- Given task
Repeat the records verbatim and leave the pictures out of your copy.

- Data section
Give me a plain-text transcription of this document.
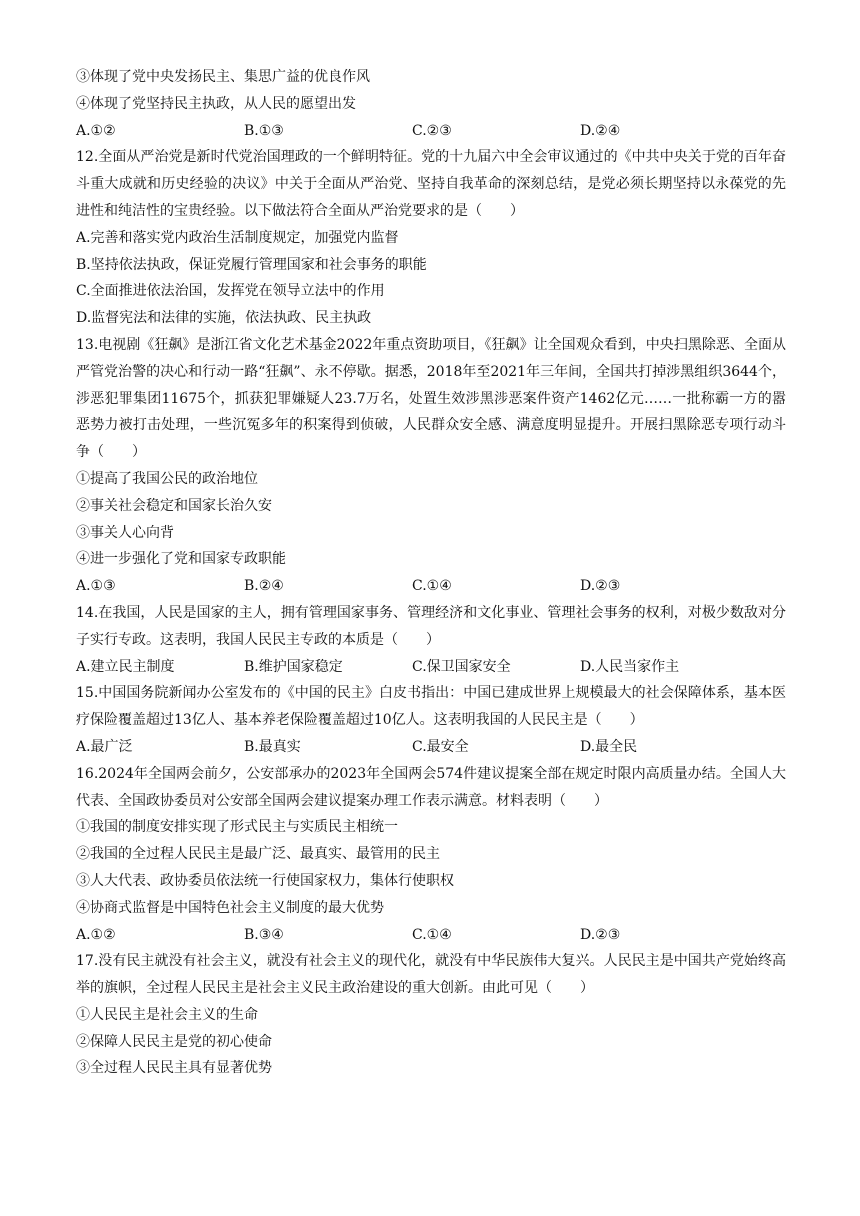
③体现了党中央发扬民主、集思广益的优良作风
④体现了党坚持民主执政，从人民的愿望出发
A.①②	B.①③	C.②③	D.②④
12.全面从严治党是新时代党治国理政的一个鲜明特征。党的十九届六中全会审议通过的《中共中央关于党的百年奋斗重大成就和历史经验的决议》中关于全面从严治党、坚持自我革命的深刻总结，是党必须长期坚持以永葆党的先进性和纯洁性的宝贵经验。以下做法符合全面从严治党要求的是（　　）
A.完善和落实党内政治生活制度规定，加强党内监督
B.坚持依法执政，保证党履行管理国家和社会事务的职能
C.全面推进依法治国，发挥党在领导立法中的作用
D.监督宪法和法律的实施，依法执政、民主执政
13.电视剧《狂飙》是浙江省文化艺术基金2022年重点资助项目，《狂飙》让全国观众看到，中央扫黑除恶、全面从严管党治警的决心和行动一路“狂飙”、永不停歇。据悉，2018年至2021年三年间，全国共打掉涉黑组织3644个，涉恶犯罪集团11675个，抓获犯罪嫌疑人23.7万名，处置生效涉黑涉恶案件资产1462亿元……一批称霸一方的嚣恶势力被打击处理，一些沉冤多年的积案得到侦破，人民群众安全感、满意度明显提升。开展扫黑除恶专项行动斗争（　　）
①提高了我国公民的政治地位
②事关社会稳定和国家长治久安
③事关人心向背
④进一步强化了党和国家专政职能
A.①③	B.②④	C.①④	D.②③
14.在我国，人民是国家的主人，拥有管理国家事务、管理经济和文化事业、管理社会事务的权利，对极少数敌对分子实行专政。这表明，我国人民民主专政的本质是（　　）
A.建立民主制度	B.维护国家稳定	C.保卫国家安全	D.人民当家作主
15.中国国务院新闻办公室发布的《中国的民主》白皮书指出：中国已建成世界上规模最大的社会保障体系，基本医疗保险覆盖超过13亿人、基本养老保险覆盖超过10亿人。这表明我国的人民民主是（　　）
A.最广泛	B.最真实	C.最安全	D.最全民
16.2024年全国两会前夕，公安部承办的2023年全国两会574件建议提案全部在规定时限内高质量办结。全国人大代表、全国政协委员对公安部全国两会建议提案办理工作表示满意。材料表明（　　）
①我国的制度安排实现了形式民主与实质民主相统一
②我国的全过程人民民主是最广泛、最真实、最管用的民主
③人大代表、政协委员依法统一行使国家权力，集体行使职权
④协商式监督是中国特色社会主义制度的最大优势
A.①②	B.③④	C.①④	D.②③
17.没有民主就没有社会主义，就没有社会主义的现代化，就没有中华民族伟大复兴。人民民主是中国共产党始终高举的旗帜，全过程人民民主是社会主义民主政治建设的重大创新。由此可见（　　）
①人民民主是社会主义的生命
②保障人民民主是党的初心使命
③全过程人民民主具有显著优势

- Reply
Give me a plain-text transcription of this document.
③体现了党中央发扬民主、集思广益的优良作风
④体现了党坚持民主执政，从人民的愿望出发
A.①②	B.①③	C.②③	D.②④
12.全面从严治党是新时代党治国理政的一个鲜明特征。党的十九届六中全会审议通过的《中共中央关于党的百年奋斗重大成就和历史经验的决议》中关于全面从严治党、坚持自我革命的深刻总结，是党必须长期坚持以永葆党的先进性和纯洁性的宝贵经验。以下做法符合全面从严治党要求的是（　　）
A.完善和落实党内政治生活制度规定，加强党内监督
B.坚持依法执政，保证党履行管理国家和社会事务的职能
C.全面推进依法治国，发挥党在领导立法中的作用
D.监督宪法和法律的实施，依法执政、民主执政
13.电视剧《狂飙》是浙江省文化艺术基金2022年重点资助项目，《狂飙》让全国观众看到，中央扫黑除恶、全面从严管党治警的决心和行动一路“狂飙”、永不停歇。据悉，2018年至2021年三年间，全国共打掉涉黑组织3644个，涉恶犯罪集团11675个，抓获犯罪嫌疑人23.7万名，处置生效涉黑涉恶案件资产1462亿元……一批称霸一方的嚣恶势力被打击处理，一些沉冤多年的积案得到侦破，人民群众安全感、满意度明显提升。开展扫黑除恶专项行动斗争（　　）
①提高了我国公民的政治地位
②事关社会稳定和国家长治久安
③事关人心向背
④进一步强化了党和国家专政职能
A.①③	B.②④	C.①④	D.②③
14.在我国，人民是国家的主人，拥有管理国家事务、管理经济和文化事业、管理社会事务的权利，对极少数敌对分子实行专政。这表明，我国人民民主专政的本质是（　　）
A.建立民主制度	B.维护国家稳定	C.保卫国家安全	D.人民当家作主
15.中国国务院新闻办公室发布的《中国的民主》白皮书指出：中国已建成世界上规模最大的社会保障体系，基本医疗保险覆盖超过13亿人、基本养老保险覆盖超过10亿人。这表明我国的人民民主是（　　）
A.最广泛	B.最真实	C.最安全	D.最全民
16.2024年全国两会前夕，公安部承办的2023年全国两会574件建议提案全部在规定时限内高质量办结。全国人大代表、全国政协委员对公安部全国两会建议提案办理工作表示满意。材料表明（　　）
①我国的制度安排实现了形式民主与实质民主相统一
②我国的全过程人民民主是最广泛、最真实、最管用的民主
③人大代表、政协委员依法统一行使国家权力，集体行使职权
④协商式监督是中国特色社会主义制度的最大优势
A.①②	B.③④	C.①④	D.②③
17.没有民主就没有社会主义，就没有社会主义的现代化，就没有中华民族伟大复兴。人民民主是中国共产党始终高举的旗帜，全过程人民民主是社会主义民主政治建设的重大创新。由此可见（　　）
①人民民主是社会主义的生命
②保障人民民主是党的初心使命
③全过程人民民主具有显著优势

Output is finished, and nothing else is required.